Give the data below again exactly as written, without its pictures.

→ WORKING DATA
start

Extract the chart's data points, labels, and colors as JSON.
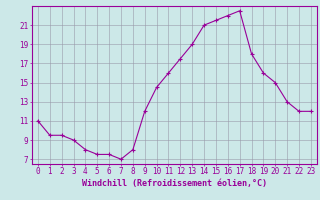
{
  "hours": [
    0,
    1,
    2,
    3,
    4,
    5,
    6,
    7,
    8,
    9,
    10,
    11,
    12,
    13,
    14,
    15,
    16,
    17,
    18,
    19,
    20,
    21,
    22,
    23
  ],
  "values": [
    11,
    9.5,
    9.5,
    9,
    8,
    7.5,
    7.5,
    7,
    8,
    12,
    14.5,
    16,
    17.5,
    19,
    21,
    21.5,
    22,
    22.5,
    18,
    16,
    15,
    13,
    12,
    12
  ],
  "line_color": "#990099",
  "marker": "+",
  "bg_color": "#cce8e8",
  "grid_color": "#9999aa",
  "xlabel": "Windchill (Refroidissement éolien,°C)",
  "xlabel_color": "#990099",
  "yticks": [
    7,
    9,
    11,
    13,
    15,
    17,
    19,
    21
  ],
  "ylim": [
    6.5,
    23.0
  ],
  "xlim": [
    -0.5,
    23.5
  ],
  "tick_color": "#990099",
  "axis_color": "#990099",
  "font_size": 5.5,
  "label_font_size": 6.0
}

end

→ IN RESPONSE
Extract the chart's data points, labels, and colors as JSON.
{
  "hours": [
    0,
    1,
    2,
    3,
    4,
    5,
    6,
    7,
    8,
    9,
    10,
    11,
    12,
    13,
    14,
    15,
    16,
    17,
    18,
    19,
    20,
    21,
    22,
    23
  ],
  "values": [
    11,
    9.5,
    9.5,
    9,
    8,
    7.5,
    7.5,
    7,
    8,
    12,
    14.5,
    16,
    17.5,
    19,
    21,
    21.5,
    22,
    22.5,
    18,
    16,
    15,
    13,
    12,
    12
  ],
  "line_color": "#990099",
  "marker": "+",
  "bg_color": "#cce8e8",
  "grid_color": "#9999aa",
  "xlabel": "Windchill (Refroidissement éolien,°C)",
  "xlabel_color": "#990099",
  "yticks": [
    7,
    9,
    11,
    13,
    15,
    17,
    19,
    21
  ],
  "ylim": [
    6.5,
    23.0
  ],
  "xlim": [
    -0.5,
    23.5
  ],
  "tick_color": "#990099",
  "axis_color": "#990099",
  "font_size": 5.5,
  "label_font_size": 6.0
}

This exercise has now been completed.